* **과제**: 아래 발췌 본문에서 "df4 = df.query"로 시작하는 단락을 주요 내용이 빠지지 않게 목록으로 줄여 쓰세요.

In [None]:
from IPython.core.interactiveshell import InteractiveShell
InteractiveShell.ast_node_interactivity = "all"

class disp(object):
    template = '<div style="float: left;padding:10px;"> <b>[{0}]</b> {1}</div>'
    def __init__(self, *args):
        self.args = args
        
    def _repr_html_(self):
        return '\n'.join(self.template.format(a, eval(a)._repr_html_())
                         for a in self.args)

import pandas as pd  
import numpy as np

### [예제1] query() 메서드 이해

In [None]:
df = pd.DataFrame({'name':['kim','lee','park','song'], 'age':[20, 40, 35, 25]})

In [None]:
# [1]

df1 = df[df['age'] >= 20 and df['age'] <= 30] #error
df2 = df[20 <= df['age'] <= 30] #error
df3 = df[(df['age'] >= 20) & (df['age'] <= 30)]
    
disp('df', 'df3')

In [None]:
# [2]

df4 = df.query('age >= 20 & age <= 30') 
df5 = df.query('age >= 20 and age <= 30')
df6 = df.query('20 <= age <= 30')
disp('df4', 'df5', 'df6')

In [None]:
# [3]

df7 = df[df['name'] in ['kim', 'park']] #error
df8 = df[(df['name'] == 'kim')|(df['name'] == 'park')]
df9 = df[df['name'].isin(['kim', 'park'])]
disp('df8', 'df9')

In [None]:
# [4]

df10 = df.query('name in ["kim", "park"]')
df11 = df.query('name == ["kim", "park"]')
df12 = df.query('name.isin(["kim", "park"])', engine='python')
disp('df10', 'df11', 'df12')

### [예제2] query() 메서드 이해2

In [None]:
df = pd.DataFrame({'names':['kim','lee','park','song'], 'class':list('ABAC'),
                   'exam':[80,50,90,60]}).set_index('names')

In [None]:
# [1]

df1 = df[df['names']=='kim'] #error
df2 = df.query('names=="kim"')

* **제공 자료**:
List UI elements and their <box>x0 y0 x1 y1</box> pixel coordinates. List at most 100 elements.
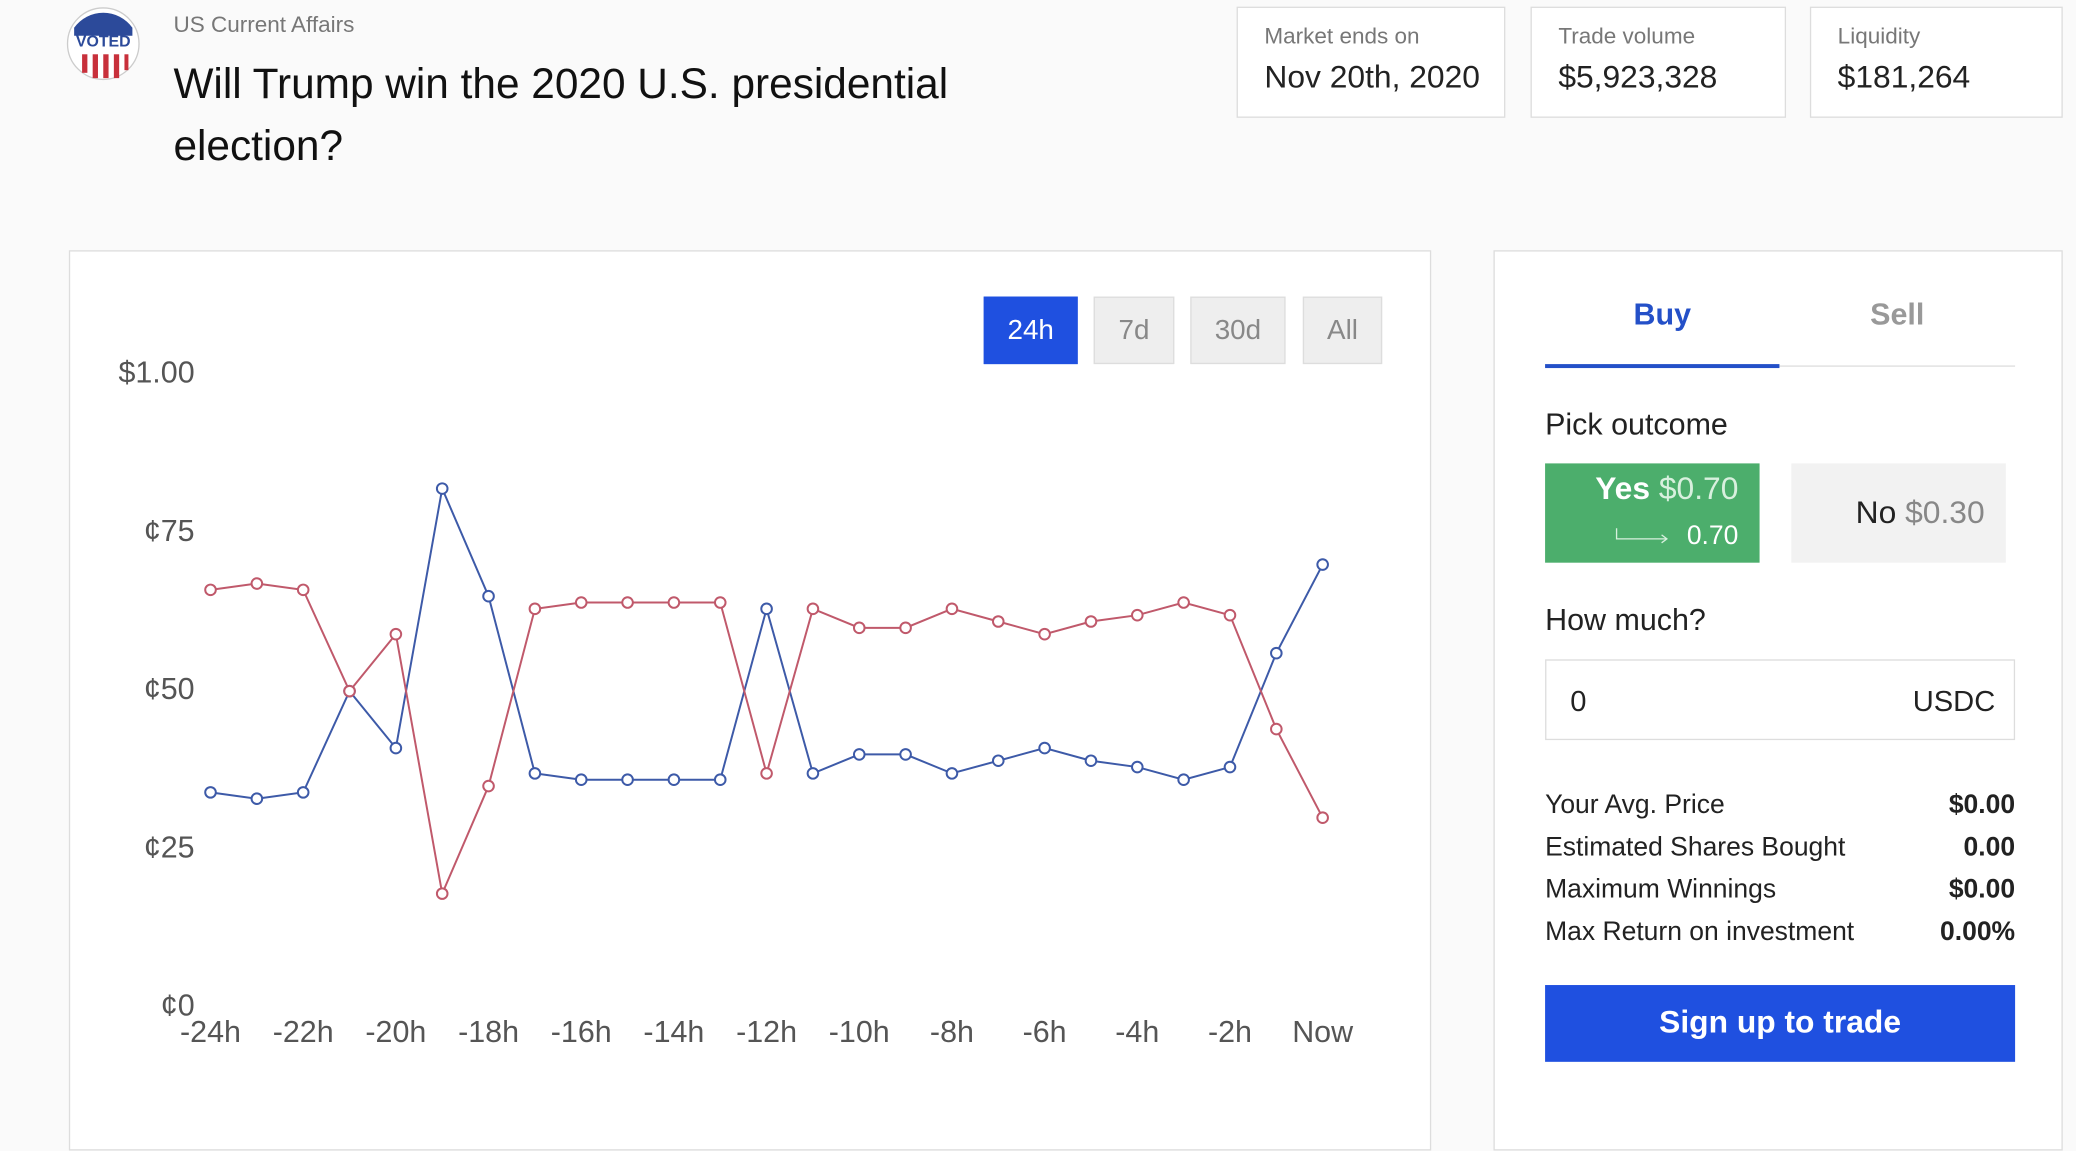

* **작성 답안**:
- df4: `df.query('age >= 20 & age <= 30')`로 age가 20 이상 30 이하인 행을 고른다.
- df5: 같은 조건을 `&` 대신 `and`로 쓴다(`'age >= 20 and age <= 30'`).
- df6: 같은 조건을 `'20 <= age <= 30'`처럼 이어 붙인 비교로 쓴다.
- `disp('df4', 'df5', 'df6')`로 세 결과를 함께 표시한다.